§ Texto fornecido
◇ ◇ ◇ ◇ ◇ ◇ ◇

Criar e Construir

Arquitetura transformando a sociedade

07/03/2020

Nesta coluna, procuramos explorar conceitos que possam significar uma transformação no presente ou no futuro próximo. Visões novas e diferentes em arquitetura, urbanismo, design de interiores, produtos que permitam realmente mudar o relacionamento das pessoas com o ambiente que as cerca. Podem ser pequenas soluções ou grandes projetos, não importa, desde que contenham esse potencial transformador.

Assim é com o tema desta edição, um projeto arquitetônico que muda a vida de muita gente, com premiação internacional e nascido bem no coração do Brasil. É o “Moradias infantis”, lá de Formoso do Araguaia, em Tocantins. Venceu nada menos que o RIBA 2018, do Royal Institute of British Architects, uma das mais rigorosas premiações do setor.

Implantado em 25,7 mil m² da Fazenda Canuanã, uma escola internato (apoiada pela Fundação Bradesco) que desde 1973 oferece educação infantil em comunidades rurais de todo o Brasil, o complexo Moradias Infantis foi projetado pelo arquiteto Marcelo Rosenbaum com o grupo Aleph Zero, dos colegas Gustavo Utrabo e Pedro Duschenes. Começou a ser desenvolvido em 2016 e tem acomodação para 540 crianças de 13 a 18 anos.

Segundo Ben Derbyshire, presidente do RIBA, esse projeto "oferece um ambiente excepcional projetado para melhorar a vida e o bem-estar das crianças da escola. Isso ilustra o valor imensurável de um bom design educacional".

Incomparável – Não cometerei a deselegância de comparar esse complexo com algumas construções escolares encontráveis na Baixada Santista. Fico apenas com as palavras dos projetistas: “Foi uma alegria ver as próprias crianças construindo o prédio e adaptando o espaço para atender às suas necessidades. Queríamos ser prescritivos sem ser arrogantes, ser solidários sem ser paternalistas, estimular o crescimento e o desenvolvimento sem cobri-los”.

Os três arquitetos visitaram as aldeias indígenas próximas, as casas dos avós e pais das crianças, para observarem suas características, como as pessoas se relacionavam com as casas e os conflitos, como relata Pedro Duschenes: “Descobrimos uma riqueza cultural muito grande. Tínhamos que usar esses saberes populares, aprender com eles, traduzi-los no projeto. A identificação das reais necessidades e desejos dos estudantes criou um senso de pertencimento, ampliou o entendimento do espaço para além de um ambiente de aprendizado, transformando-o num lar”.

Estrutura – São duas vilas idênticas (masculina e feminina), de 45 dormitórios (para seis alunos cada um), seguindo a estrutura preexistente na fazenda, ao redor de três pátios amplos, abertos e sombreados, contendo áreas comuns flexíveis no térreo e nos mezaninos, em que as crianças podem relaxar e brincar.

◇ ◇ ◇ ◇ ◇ ◇ ◇

(Registros tirados de uma coleção)
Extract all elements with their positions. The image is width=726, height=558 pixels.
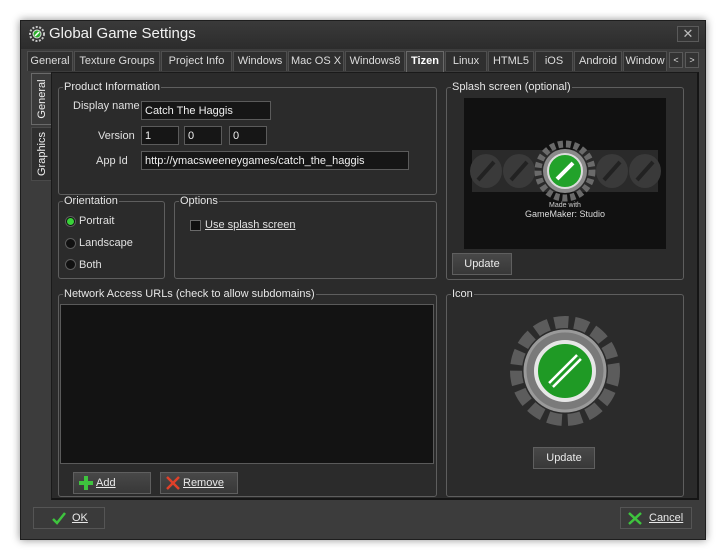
version-label: Version <box>98 130 135 142</box>
window-title: Global Game Settings <box>49 25 196 42</box>
close-icon: ✕ <box>682 26 694 41</box>
use-splash-screen-label: Use splash screen <box>205 219 296 231</box>
checkmark-icon <box>52 512 66 525</box>
tab-scroll-left-button[interactable]: < <box>669 52 683 68</box>
app-icon-preview <box>510 316 620 426</box>
icon-update-button[interactable]: Update <box>533 447 595 469</box>
splash-screen-title: Splash screen (optional) <box>451 81 572 93</box>
cancel-x-icon <box>628 512 642 525</box>
ok-label: OK <box>72 512 88 524</box>
tab-windows8[interactable]: Windows8 <box>345 51 405 71</box>
ok-button[interactable]: OK <box>33 507 105 529</box>
tab-html5[interactable]: HTML5 <box>488 51 534 71</box>
splash-caption-line2: GameMaker: Studio <box>525 209 605 219</box>
title-bar: Global Game Settings ✕ <box>21 21 705 49</box>
options-group: Options <box>174 195 437 279</box>
platform-tab-bar: General Texture Groups Project Info Wind… <box>27 51 699 72</box>
cancel-button[interactable]: Cancel <box>620 507 692 529</box>
version-major-field[interactable] <box>141 126 179 145</box>
side-tab-graphics[interactable]: Graphics <box>31 127 51 181</box>
tab-scroll-right-button[interactable]: > <box>685 52 699 68</box>
version-patch-field[interactable] <box>229 126 267 145</box>
options-title: Options <box>179 195 219 207</box>
add-url-label: Add <box>96 477 116 489</box>
tab-texture-groups[interactable]: Texture Groups <box>74 51 160 71</box>
both-label: Both <box>79 259 102 271</box>
side-tab-general[interactable]: General <box>31 73 51 125</box>
tab-tizen[interactable]: Tizen <box>406 51 444 72</box>
remove-url-label: Remove <box>183 477 224 489</box>
version-minor-field[interactable] <box>184 126 222 145</box>
tab-windows[interactable]: Windows <box>233 51 287 71</box>
plus-icon <box>79 476 93 490</box>
both-radio[interactable] <box>65 259 76 270</box>
network-urls-list[interactable] <box>60 304 434 464</box>
tab-general[interactable]: General <box>27 51 73 71</box>
app-id-label: App Id <box>96 155 128 167</box>
orientation-title: Orientation <box>63 195 119 207</box>
splash-screen-preview: Made with GameMaker: Studio <box>464 98 666 249</box>
add-url-button[interactable]: Add <box>73 472 151 494</box>
tab-linux[interactable]: Linux <box>445 51 487 71</box>
landscape-radio[interactable] <box>65 238 76 249</box>
portrait-radio[interactable] <box>65 216 76 227</box>
network-access-title: Network Access URLs (check to allow subd… <box>63 288 316 300</box>
tab-project-info[interactable]: Project Info <box>161 51 232 71</box>
side-tab-graphics-label: Graphics <box>35 131 48 177</box>
display-name-label: Display name <box>73 100 140 112</box>
gamemaker-splash-logo: Made with GameMaker: Studio <box>470 140 661 219</box>
tab-android[interactable]: Android <box>574 51 622 71</box>
tab-ios[interactable]: iOS <box>535 51 573 71</box>
display-name-field[interactable] <box>141 101 271 120</box>
portrait-label: Portrait <box>79 215 115 227</box>
tab-windows-phone[interactable]: Window <box>623 51 667 71</box>
close-button[interactable]: ✕ <box>677 26 699 42</box>
tab-mac-os-x[interactable]: Mac OS X <box>288 51 344 71</box>
splash-caption-line1: Made with <box>549 202 581 209</box>
cancel-label: Cancel <box>649 512 684 524</box>
app-id-field[interactable] <box>141 151 409 170</box>
remove-x-icon <box>166 476 180 490</box>
splash-update-button[interactable]: Update <box>452 253 512 275</box>
product-information-title: Product Information <box>63 81 161 93</box>
splash-update-label: Update <box>464 258 500 270</box>
remove-url-button[interactable]: Remove <box>160 472 238 494</box>
gamemaker-app-icon <box>29 26 45 42</box>
use-splash-screen-checkbox[interactable] <box>190 220 201 231</box>
icon-update-label: Update <box>546 452 582 464</box>
side-tab-general-label: General <box>35 79 48 119</box>
landscape-label: Landscape <box>79 237 133 249</box>
icon-title: Icon <box>451 288 474 300</box>
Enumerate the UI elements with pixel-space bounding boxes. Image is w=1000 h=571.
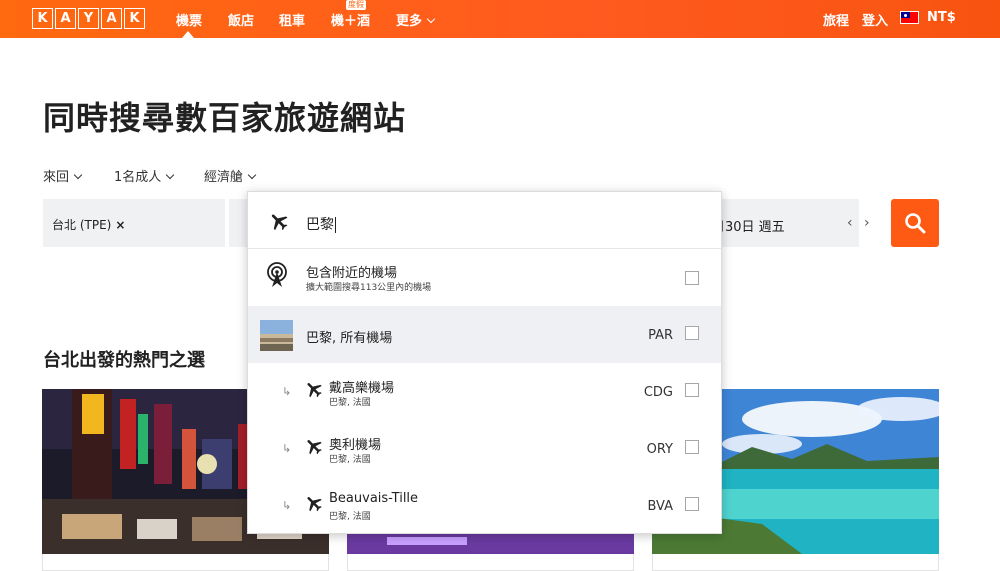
logo-letter: A — [101, 8, 122, 29]
origin-chip[interactable]: 台北 (TPE) × — [52, 216, 125, 233]
include-nearby-airports-row[interactable]: 包含附近的機場 擴大範圍搜尋113公里內的機場 — [248, 249, 721, 306]
destination-card-footer — [652, 554, 939, 571]
destination-input-value: 巴黎 — [306, 217, 334, 233]
date-prev-button[interactable]: ‹ — [847, 215, 853, 231]
city-code: PAR — [648, 328, 673, 343]
top-navigation-bar: K A Y A K 機票 飯店 租車 度假 機＋酒 更多 旅程 登入 NT$ — [0, 0, 1000, 38]
airport-row-cdg[interactable]: ↳ 戴高樂機場 巴黎, 法國 CDG — [248, 363, 721, 420]
city-checkbox[interactable] — [685, 326, 699, 340]
airport-checkbox[interactable] — [685, 497, 699, 511]
chevron-down-icon — [247, 170, 257, 180]
text-cursor — [335, 217, 336, 233]
airport-code: BVA — [647, 499, 673, 514]
logo-letter: K — [124, 8, 145, 29]
airport-row-ory[interactable]: ↳ 奧利機場 巴黎, 法國 ORY — [248, 420, 721, 477]
radar-antenna-icon — [267, 262, 287, 287]
airport-title: Beauvais-Tille — [329, 491, 419, 506]
cabin-select[interactable]: 經濟艙 — [204, 166, 257, 185]
logo-letter: A — [55, 8, 76, 29]
nav-login[interactable]: 登入 — [862, 10, 888, 29]
airport-code: ORY — [646, 442, 673, 457]
logo-letter: Y — [78, 8, 99, 29]
destination-input[interactable]: 巴黎 — [306, 214, 336, 234]
active-tab-indicator — [182, 31, 194, 38]
airport-row-bva[interactable]: ↳ Beauvais-Tille 巴黎, 法國 BVA — [248, 477, 721, 534]
airport-title: 奧利機場 — [329, 438, 382, 453]
airport-code: CDG — [643, 385, 673, 400]
airport-checkbox[interactable] — [685, 440, 699, 454]
departure-date[interactable]: 月30日 週五 — [712, 216, 785, 235]
search-icon — [905, 213, 926, 234]
travelers-select[interactable]: 1名成人 — [114, 166, 175, 185]
nav-trips[interactable]: 旅程 — [823, 10, 849, 29]
paris-thumbnail — [260, 320, 293, 351]
trip-type-select[interactable]: 來回 — [43, 166, 83, 185]
trip-type-label: 來回 — [43, 170, 70, 185]
destination-card-footer — [347, 554, 634, 571]
airport-checkbox[interactable] — [685, 383, 699, 397]
city-title: 巴黎, 所有機場 — [306, 331, 393, 346]
packages-badge: 度假 — [346, 0, 366, 10]
nearby-checkbox[interactable] — [685, 271, 699, 285]
popular-destinations-heading: 台北出發的熱門之選 — [43, 350, 205, 371]
plane-icon — [307, 440, 322, 455]
travelers-label: 1名成人 — [114, 170, 162, 185]
chevron-down-icon — [166, 170, 175, 180]
taiwan-flag-icon[interactable] — [900, 11, 919, 24]
nav-cars[interactable]: 租車 — [279, 10, 305, 29]
remove-origin-icon[interactable]: × — [115, 218, 125, 232]
cabin-label: 經濟艙 — [204, 170, 244, 185]
nav-hotels[interactable]: 飯店 — [228, 10, 254, 29]
logo-letter: K — [32, 8, 53, 29]
sub-item-arrow-icon: ↳ — [282, 385, 292, 398]
nav-flights[interactable]: 機票 — [176, 10, 202, 29]
nearby-title: 包含附近的機場 — [306, 266, 398, 281]
plane-icon — [307, 497, 322, 512]
nav-more-label: 更多 — [396, 14, 423, 29]
page-title: 同時搜尋數百家旅遊網站 — [43, 99, 407, 137]
date-next-button[interactable]: › — [864, 215, 870, 231]
chevron-down-icon — [73, 170, 83, 180]
nav-packages[interactable]: 機＋酒 — [331, 10, 370, 29]
destination-search-row[interactable]: 巴黎 — [248, 192, 721, 249]
currency-selector[interactable]: NT$ — [927, 10, 956, 25]
airport-subtitle: 巴黎, 法國 — [329, 455, 371, 465]
airport-subtitle: 巴黎, 法國 — [329, 512, 371, 522]
nav-more[interactable]: 更多 — [396, 10, 436, 29]
sub-item-arrow-icon: ↳ — [282, 499, 292, 512]
nearby-subtitle: 擴大範圍搜尋113公里內的機場 — [306, 283, 432, 293]
airport-subtitle: 巴黎, 法國 — [329, 398, 371, 408]
search-button[interactable] — [891, 199, 939, 247]
origin-chip-label: 台北 (TPE) — [52, 218, 112, 232]
destination-autocomplete-dropdown: 巴黎 包含附近的機場 擴大範圍搜尋113公里內的機場 巴黎, 所有機場 PAR … — [247, 191, 722, 534]
city-all-airports-row[interactable]: 巴黎, 所有機場 PAR — [248, 306, 721, 363]
kayak-logo[interactable]: K A Y A K — [32, 8, 145, 30]
airport-title: 戴高樂機場 — [329, 381, 395, 396]
sub-item-arrow-icon: ↳ — [282, 442, 292, 455]
destination-card-footer — [42, 554, 329, 571]
plane-icon — [271, 214, 288, 231]
chevron-down-icon — [426, 14, 436, 24]
plane-icon — [307, 383, 322, 398]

◇ ◇ ◇ ◇ ◇ ◇ ◇

§ Lista de tarefas
1) No texto sobre as Moradias Infantis, quantas crianças o complexo consegue acomodar?
2) Duplique, do texto sobre as Moradias Infantis, tudo o que vai de "Criar e Construir" até "esse potencial transformador.", sem mudar nenhuma palavra.
Os registros vêm de outra fonte.

§ Respostas escritas
1) 540 crianças, de 13 a 18 anos.

2)
Criar e Construir

Arquitetura transformando a sociedade

07/03/2020

Nesta coluna, procuramos explorar conceitos que possam significar uma transformação no presente ou no futuro próximo. Visões novas e diferentes em arquitetura, urbanismo, design de interiores, produtos que permitam realmente mudar o relacionamento das pessoas com o ambiente que as cerca. Podem ser pequenas soluções ou grandes projetos, não importa, desde que contenham esse potencial transformador.